Objective:
Transcribe the lines below verbatim, skipping the images.

Supplied entries:
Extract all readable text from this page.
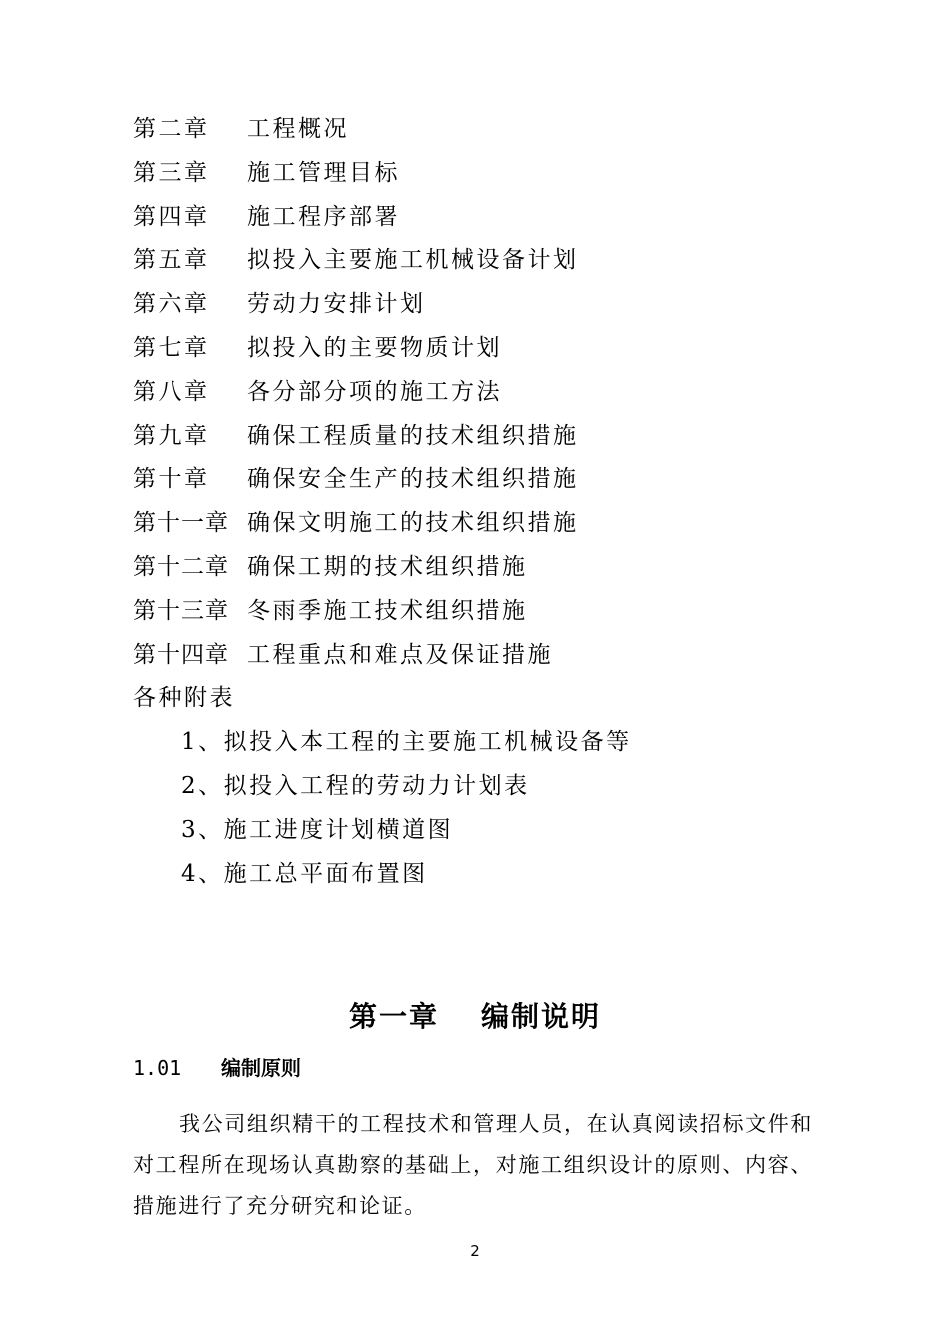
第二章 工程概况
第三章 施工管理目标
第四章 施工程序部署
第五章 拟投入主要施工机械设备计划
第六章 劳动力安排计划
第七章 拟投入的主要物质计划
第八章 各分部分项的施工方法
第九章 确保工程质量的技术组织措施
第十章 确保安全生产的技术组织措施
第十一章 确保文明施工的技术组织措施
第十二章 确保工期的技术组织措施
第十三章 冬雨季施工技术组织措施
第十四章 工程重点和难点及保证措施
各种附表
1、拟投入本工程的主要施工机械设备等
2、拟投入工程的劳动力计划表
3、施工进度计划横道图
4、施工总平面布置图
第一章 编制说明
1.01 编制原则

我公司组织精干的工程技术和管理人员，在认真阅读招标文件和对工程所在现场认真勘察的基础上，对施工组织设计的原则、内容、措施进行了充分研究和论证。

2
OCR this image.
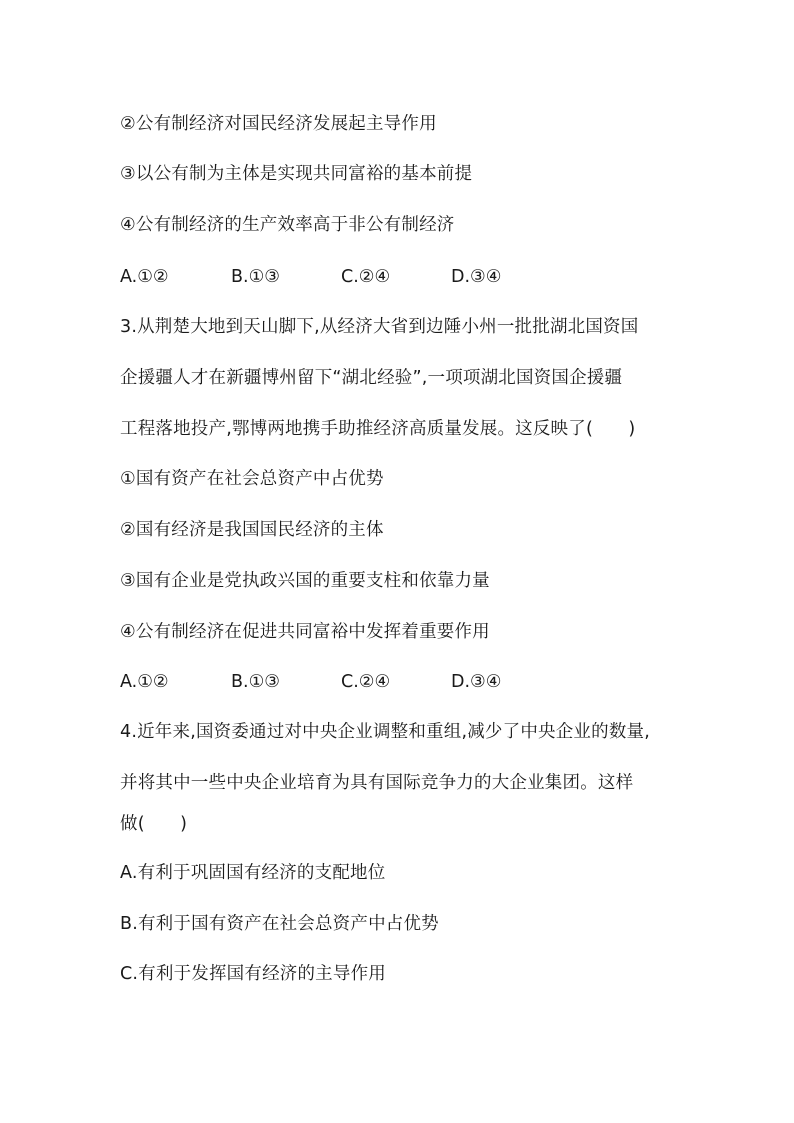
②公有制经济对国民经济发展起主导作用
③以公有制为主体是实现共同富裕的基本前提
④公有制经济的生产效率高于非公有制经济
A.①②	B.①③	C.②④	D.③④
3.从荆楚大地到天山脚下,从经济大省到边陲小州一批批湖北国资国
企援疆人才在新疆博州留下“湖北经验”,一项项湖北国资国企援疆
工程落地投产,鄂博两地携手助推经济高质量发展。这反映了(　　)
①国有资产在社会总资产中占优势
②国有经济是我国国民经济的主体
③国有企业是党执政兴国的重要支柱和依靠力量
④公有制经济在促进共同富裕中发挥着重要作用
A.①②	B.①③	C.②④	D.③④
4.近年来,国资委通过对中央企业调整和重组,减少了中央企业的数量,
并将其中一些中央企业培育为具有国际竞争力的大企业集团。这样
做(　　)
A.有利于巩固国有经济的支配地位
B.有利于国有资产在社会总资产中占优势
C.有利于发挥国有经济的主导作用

Solution to this task:
Extract all readable text from this page.
第二章 工程概况
第三章 施工管理目标
第四章 施工程序部署
第五章 拟投入主要施工机械设备计划
第六章 劳动力安排计划
第七章 拟投入的主要物质计划
第八章 各分部分项的施工方法
第九章 确保工程质量的技术组织措施
第十章 确保安全生产的技术组织措施
第十一章 确保文明施工的技术组织措施
第十二章 确保工期的技术组织措施
第十三章 冬雨季施工技术组织措施
第十四章 工程重点和难点及保证措施
各种附表
1、拟投入本工程的主要施工机械设备等
2、拟投入工程的劳动力计划表
3、施工进度计划横道图
4、施工总平面布置图
第一章 编制说明
1.01 编制原则

我公司组织精干的工程技术和管理人员，在认真阅读招标文件和对工程所在现场认真勘察的基础上，对施工组织设计的原则、内容、措施进行了充分研究和论证。

2
OCR this image.
②公有制经济对国民经济发展起主导作用
③以公有制为主体是实现共同富裕的基本前提
④公有制经济的生产效率高于非公有制经济
A.①②	B.①③	C.②④	D.③④
3.从荆楚大地到天山脚下,从经济大省到边陲小州一批批湖北国资国
企援疆人才在新疆博州留下“湖北经验”,一项项湖北国资国企援疆
工程落地投产,鄂博两地携手助推经济高质量发展。这反映了(　　)
①国有资产在社会总资产中占优势
②国有经济是我国国民经济的主体
③国有企业是党执政兴国的重要支柱和依靠力量
④公有制经济在促进共同富裕中发挥着重要作用
A.①②	B.①③	C.②④	D.③④
4.近年来,国资委通过对中央企业调整和重组,减少了中央企业的数量,
并将其中一些中央企业培育为具有国际竞争力的大企业集团。这样
做(　　)
A.有利于巩固国有经济的支配地位
B.有利于国有资产在社会总资产中占优势
C.有利于发挥国有经济的主导作用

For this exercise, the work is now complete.